### EXERCISE DETAILS
Please copy every one of the following lines unchanged.

(Records of where elements appear)
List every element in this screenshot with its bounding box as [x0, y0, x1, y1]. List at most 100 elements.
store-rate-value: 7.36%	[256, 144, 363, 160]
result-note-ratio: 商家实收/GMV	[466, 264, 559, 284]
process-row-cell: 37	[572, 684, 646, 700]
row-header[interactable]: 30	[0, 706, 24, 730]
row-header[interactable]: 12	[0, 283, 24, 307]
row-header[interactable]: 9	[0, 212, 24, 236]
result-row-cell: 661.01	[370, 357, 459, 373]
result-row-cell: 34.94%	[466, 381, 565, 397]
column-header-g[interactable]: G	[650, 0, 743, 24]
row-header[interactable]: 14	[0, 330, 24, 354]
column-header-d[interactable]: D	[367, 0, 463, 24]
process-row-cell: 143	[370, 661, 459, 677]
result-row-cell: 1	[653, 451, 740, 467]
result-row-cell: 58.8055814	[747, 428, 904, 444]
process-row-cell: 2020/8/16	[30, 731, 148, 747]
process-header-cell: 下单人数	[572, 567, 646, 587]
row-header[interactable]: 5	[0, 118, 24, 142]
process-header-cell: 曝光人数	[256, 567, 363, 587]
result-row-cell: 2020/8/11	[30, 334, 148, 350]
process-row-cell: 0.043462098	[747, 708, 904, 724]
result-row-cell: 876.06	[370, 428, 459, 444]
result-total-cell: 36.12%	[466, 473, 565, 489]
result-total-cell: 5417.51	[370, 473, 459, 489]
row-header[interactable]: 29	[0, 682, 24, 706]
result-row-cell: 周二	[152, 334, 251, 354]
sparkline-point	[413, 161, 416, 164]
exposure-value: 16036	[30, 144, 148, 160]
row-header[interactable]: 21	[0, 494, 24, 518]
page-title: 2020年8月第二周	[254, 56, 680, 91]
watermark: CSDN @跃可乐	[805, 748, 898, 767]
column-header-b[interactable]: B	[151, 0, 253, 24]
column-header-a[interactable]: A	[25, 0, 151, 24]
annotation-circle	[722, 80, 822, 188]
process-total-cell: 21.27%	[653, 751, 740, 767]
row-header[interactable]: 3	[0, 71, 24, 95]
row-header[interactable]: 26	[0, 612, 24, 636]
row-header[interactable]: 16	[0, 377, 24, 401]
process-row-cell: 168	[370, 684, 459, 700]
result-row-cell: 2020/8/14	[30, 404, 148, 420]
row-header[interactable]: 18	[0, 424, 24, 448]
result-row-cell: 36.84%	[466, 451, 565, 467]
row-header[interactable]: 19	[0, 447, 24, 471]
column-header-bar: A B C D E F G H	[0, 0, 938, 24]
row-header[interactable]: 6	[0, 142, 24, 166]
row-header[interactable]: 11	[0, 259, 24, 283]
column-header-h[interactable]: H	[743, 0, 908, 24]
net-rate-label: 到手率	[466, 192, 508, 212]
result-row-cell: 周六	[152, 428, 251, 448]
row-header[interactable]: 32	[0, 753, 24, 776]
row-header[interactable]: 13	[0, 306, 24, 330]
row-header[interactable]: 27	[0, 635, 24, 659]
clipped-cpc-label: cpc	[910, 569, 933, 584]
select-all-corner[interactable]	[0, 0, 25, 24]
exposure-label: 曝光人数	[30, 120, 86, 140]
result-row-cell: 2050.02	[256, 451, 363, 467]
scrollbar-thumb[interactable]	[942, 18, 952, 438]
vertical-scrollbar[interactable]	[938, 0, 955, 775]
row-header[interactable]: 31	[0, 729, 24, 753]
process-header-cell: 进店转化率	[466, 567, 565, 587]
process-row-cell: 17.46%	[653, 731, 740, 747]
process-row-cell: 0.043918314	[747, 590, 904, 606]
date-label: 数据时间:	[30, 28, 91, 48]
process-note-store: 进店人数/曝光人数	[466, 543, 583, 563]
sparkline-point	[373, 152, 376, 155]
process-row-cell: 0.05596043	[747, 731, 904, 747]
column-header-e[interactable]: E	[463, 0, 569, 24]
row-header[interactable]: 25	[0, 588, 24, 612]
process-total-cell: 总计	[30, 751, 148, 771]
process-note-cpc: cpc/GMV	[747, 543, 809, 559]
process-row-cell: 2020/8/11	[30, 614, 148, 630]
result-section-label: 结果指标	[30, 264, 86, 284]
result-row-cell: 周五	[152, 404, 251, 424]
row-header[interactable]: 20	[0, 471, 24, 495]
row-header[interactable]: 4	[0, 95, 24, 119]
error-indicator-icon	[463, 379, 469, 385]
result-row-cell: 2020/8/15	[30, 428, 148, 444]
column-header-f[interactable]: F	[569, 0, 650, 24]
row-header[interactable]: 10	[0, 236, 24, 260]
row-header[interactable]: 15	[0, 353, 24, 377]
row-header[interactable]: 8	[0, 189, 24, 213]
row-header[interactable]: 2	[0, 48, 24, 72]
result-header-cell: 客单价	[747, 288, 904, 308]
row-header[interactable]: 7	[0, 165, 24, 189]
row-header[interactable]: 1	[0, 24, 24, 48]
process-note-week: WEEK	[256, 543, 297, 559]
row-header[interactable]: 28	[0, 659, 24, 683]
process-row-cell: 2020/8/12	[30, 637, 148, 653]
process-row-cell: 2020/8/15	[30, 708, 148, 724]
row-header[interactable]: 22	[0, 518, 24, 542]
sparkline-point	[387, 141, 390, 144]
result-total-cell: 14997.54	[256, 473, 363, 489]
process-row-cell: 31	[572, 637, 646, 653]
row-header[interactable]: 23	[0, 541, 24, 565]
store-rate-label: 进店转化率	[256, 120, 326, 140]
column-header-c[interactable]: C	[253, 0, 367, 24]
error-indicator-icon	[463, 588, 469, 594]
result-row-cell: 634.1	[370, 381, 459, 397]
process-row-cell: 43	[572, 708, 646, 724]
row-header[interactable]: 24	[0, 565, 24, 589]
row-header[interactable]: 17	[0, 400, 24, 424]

### ANSWER FOR THE TASK
List every element in this screenshot with its bounding box as [x0, y0, x1, y1]. List at most 100 elements.
store-rate-value: 7.36%	[256, 144, 363, 160]
result-note-ratio: 商家实收/GMV	[466, 264, 559, 284]
process-row-cell: 37	[572, 684, 646, 700]
row-header[interactable]: 30	[0, 706, 24, 730]
row-header[interactable]: 12	[0, 283, 24, 307]
row-header[interactable]: 9	[0, 212, 24, 236]
result-row-cell: 661.01	[370, 357, 459, 373]
result-row-cell: 34.94%	[466, 381, 565, 397]
column-header-g[interactable]: G	[650, 0, 743, 24]
row-header[interactable]: 14	[0, 330, 24, 354]
column-header-d[interactable]: D	[367, 0, 463, 24]
process-row-cell: 143	[370, 661, 459, 677]
result-row-cell: 1	[653, 451, 740, 467]
result-row-cell: 58.8055814	[747, 428, 904, 444]
process-row-cell: 2020/8/16	[30, 731, 148, 747]
process-header-cell: 下单人数	[572, 567, 646, 587]
row-header[interactable]: 5	[0, 118, 24, 142]
process-header-cell: 曝光人数	[256, 567, 363, 587]
result-row-cell: 2020/8/11	[30, 334, 148, 350]
process-row-cell: 0.043462098	[747, 708, 904, 724]
result-row-cell: 876.06	[370, 428, 459, 444]
result-total-cell: 36.12%	[466, 473, 565, 489]
result-total-cell: 5417.51	[370, 473, 459, 489]
row-header[interactable]: 29	[0, 682, 24, 706]
result-row-cell: 周二	[152, 334, 251, 354]
sparkline-point	[413, 161, 416, 164]
exposure-value: 16036	[30, 144, 148, 160]
row-header[interactable]: 21	[0, 494, 24, 518]
page-title: 2020年8月第二周	[254, 56, 680, 91]
watermark: CSDN @跃可乐	[805, 748, 898, 767]
column-header-b[interactable]: B	[151, 0, 253, 24]
column-header-a[interactable]: A	[25, 0, 151, 24]
annotation-circle	[722, 80, 822, 188]
process-total-cell: 21.27%	[653, 751, 740, 767]
row-header[interactable]: 3	[0, 71, 24, 95]
row-header[interactable]: 26	[0, 612, 24, 636]
row-header[interactable]: 16	[0, 377, 24, 401]
process-row-cell: 168	[370, 684, 459, 700]
result-row-cell: 2020/8/14	[30, 404, 148, 420]
row-header[interactable]: 18	[0, 424, 24, 448]
result-row-cell: 36.84%	[466, 451, 565, 467]
row-header[interactable]: 19	[0, 447, 24, 471]
column-header-bar: A B C D E F G H	[0, 0, 938, 24]
row-header[interactable]: 6	[0, 142, 24, 166]
row-header[interactable]: 11	[0, 259, 24, 283]
column-header-h[interactable]: H	[743, 0, 908, 24]
net-rate-label: 到手率	[466, 192, 508, 212]
result-row-cell: 周六	[152, 428, 251, 448]
row-header[interactable]: 32	[0, 753, 24, 776]
row-header[interactable]: 13	[0, 306, 24, 330]
row-header[interactable]: 27	[0, 635, 24, 659]
clipped-cpc-label: cpc	[910, 569, 933, 584]
select-all-corner[interactable]	[0, 0, 25, 24]
exposure-label: 曝光人数	[30, 120, 86, 140]
result-row-cell: 2050.02	[256, 451, 363, 467]
scrollbar-thumb[interactable]	[942, 18, 952, 438]
vertical-scrollbar[interactable]	[938, 0, 955, 775]
row-header[interactable]: 31	[0, 729, 24, 753]
process-header-cell: 进店转化率	[466, 567, 565, 587]
process-row-cell: 17.46%	[653, 731, 740, 747]
process-row-cell: 0.043918314	[747, 590, 904, 606]
date-label: 数据时间:	[30, 28, 91, 48]
process-note-store: 进店人数/曝光人数	[466, 543, 583, 563]
sparkline-point	[373, 152, 376, 155]
process-row-cell: 0.05596043	[747, 731, 904, 747]
column-header-e[interactable]: E	[463, 0, 569, 24]
row-header[interactable]: 25	[0, 588, 24, 612]
process-total-cell: 总计	[30, 751, 148, 771]
process-note-cpc: cpc/GMV	[747, 543, 809, 559]
process-row-cell: 2020/8/11	[30, 614, 148, 630]
result-section-label: 结果指标	[30, 264, 86, 284]
result-row-cell: 周五	[152, 404, 251, 424]
row-header[interactable]: 20	[0, 471, 24, 495]
row-header[interactable]: 4	[0, 95, 24, 119]
error-indicator-icon	[463, 379, 469, 385]
result-row-cell: 2020/8/15	[30, 428, 148, 444]
column-header-f[interactable]: F	[569, 0, 650, 24]
row-header[interactable]: 10	[0, 236, 24, 260]
row-header[interactable]: 15	[0, 353, 24, 377]
row-header[interactable]: 8	[0, 189, 24, 213]
row-header[interactable]: 2	[0, 48, 24, 72]
result-header-cell: 客单价	[747, 288, 904, 308]
row-header[interactable]: 7	[0, 165, 24, 189]
row-header[interactable]: 1	[0, 24, 24, 48]
process-note-week: WEEK	[256, 543, 297, 559]
row-header[interactable]: 28	[0, 659, 24, 683]
process-row-cell: 2020/8/12	[30, 637, 148, 653]
process-row-cell: 2020/8/15	[30, 708, 148, 724]
row-header[interactable]: 22	[0, 518, 24, 542]
sparkline-point	[387, 141, 390, 144]
result-total-cell: 14997.54	[256, 473, 363, 489]
process-row-cell: 31	[572, 637, 646, 653]
row-header[interactable]: 23	[0, 541, 24, 565]
store-rate-label: 进店转化率	[256, 120, 326, 140]
column-header-c[interactable]: C	[253, 0, 367, 24]
error-indicator-icon	[463, 588, 469, 594]
result-row-cell: 634.1	[370, 381, 459, 397]
process-row-cell: 43	[572, 708, 646, 724]
row-header[interactable]: 24	[0, 565, 24, 589]
row-header[interactable]: 17	[0, 400, 24, 424]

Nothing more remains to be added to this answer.